[Objectif] Dans l'extrait sur le mot de chair chez saint Paul et saint Jean, à quel verset du Prologue de l'évangile de Jean lit-on « le Verbe fut chair » ?

[Extrait du document]
J-M M : Si le mot de chair est entendu au sens le plus courant qu'il a chez Paul, bien sûr qu'on ne peut pas entendre cette expression « résurrection de la chair » puisque explicitement, pour Paul, « La chair ne peut hériter le royaume de Dieu » (1 Cor 15, 50). Mais saint Jean a une façon double de traiter la chair (saint Paul aussi d'ailleurs mais c'est plus évident chez saint Jean) puisqu'au v.13 du Prologue de son évangile, il s'agit de récuser « ceux qui sont nés de la chair et du sang » au sens paulinien le plus courant alors qu'au v.14, nous avons « le Verbe fut chair » : évidemment il n'est pas chair en ce sens paulinien. Donc de toute façon ce n'est pas un retour à ce que nous appelons la chair, soit qu'on parle de chair au point de vue physiologique, soit qu'on en parle au point de vue psychologique ou phénoménologique. Nous avons dit que le mot de chair avait deux sens chez Jean ; ces deux sens ont en commun (comme chez saint Paul) de désigner la faiblesse : 1) dans un premier sens la chair désigne la faiblesse (asthénéia) comme impliquant la servitude de l'avoir à mourir et d'être meurtrier ; 2) dans son transfert de sens, lorsqu'il s'agit du Christ, la chair continue de désigner la mort, non pas comme servitude mais comme librement acquiescée (nous disons dans nos célébrations « Entrant librement dans sa passion »), ce qui change le sens de la chair, donc de la mort, et ce qui n'inclut pas le péché. Asthénéia (la faiblesse) est un nom du péché également. Or Jésus n'est pas à tous égards un homme comme nous c'est-à-dire qu'il ne meurt pas comme nous et qu'il ne pèche pas.

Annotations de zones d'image

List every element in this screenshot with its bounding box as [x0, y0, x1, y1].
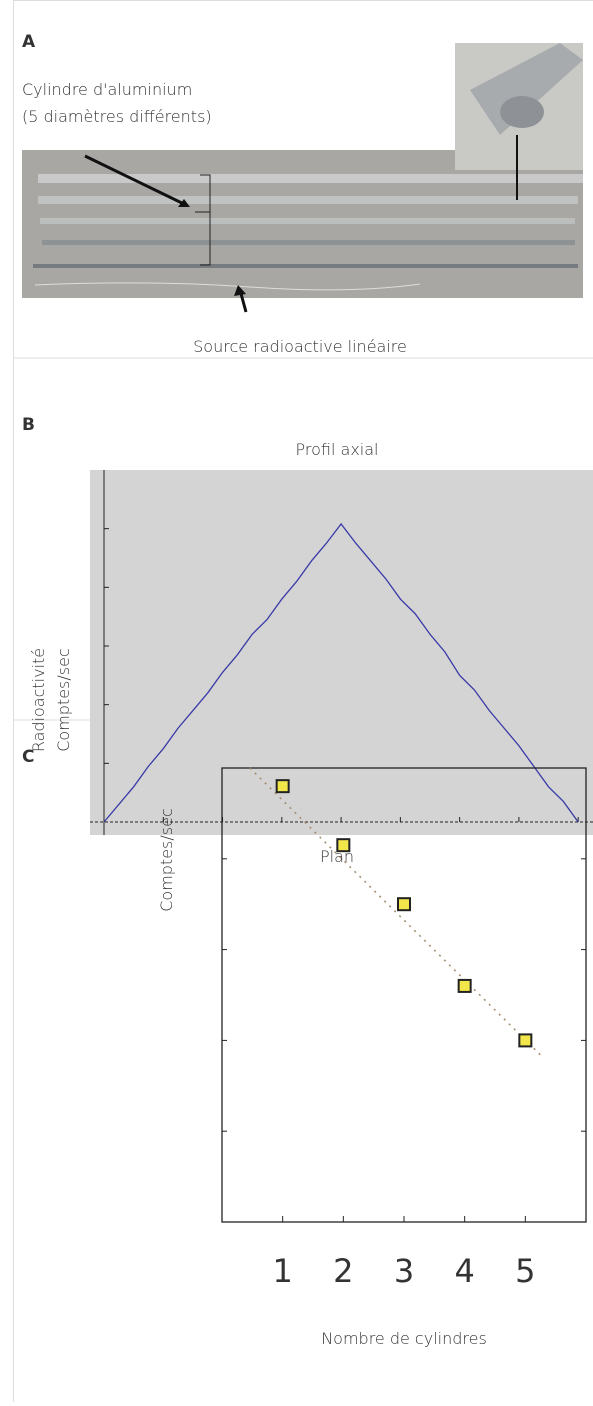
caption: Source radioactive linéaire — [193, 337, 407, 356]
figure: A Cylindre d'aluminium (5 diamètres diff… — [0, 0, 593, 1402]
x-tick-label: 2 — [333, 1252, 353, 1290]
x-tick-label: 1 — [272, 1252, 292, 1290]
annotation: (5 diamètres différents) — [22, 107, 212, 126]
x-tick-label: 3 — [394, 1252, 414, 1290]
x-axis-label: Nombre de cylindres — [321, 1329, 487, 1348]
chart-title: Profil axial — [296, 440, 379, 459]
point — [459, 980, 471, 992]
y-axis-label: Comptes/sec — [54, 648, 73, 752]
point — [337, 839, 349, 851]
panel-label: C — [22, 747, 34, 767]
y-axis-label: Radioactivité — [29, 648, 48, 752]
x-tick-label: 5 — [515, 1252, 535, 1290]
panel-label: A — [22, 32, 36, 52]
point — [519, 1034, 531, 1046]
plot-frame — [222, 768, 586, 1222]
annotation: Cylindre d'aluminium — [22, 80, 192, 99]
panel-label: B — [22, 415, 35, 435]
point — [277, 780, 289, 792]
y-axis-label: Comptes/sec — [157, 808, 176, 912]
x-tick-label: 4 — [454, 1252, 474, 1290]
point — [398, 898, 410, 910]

[Résultat obtenu] Au verset 14.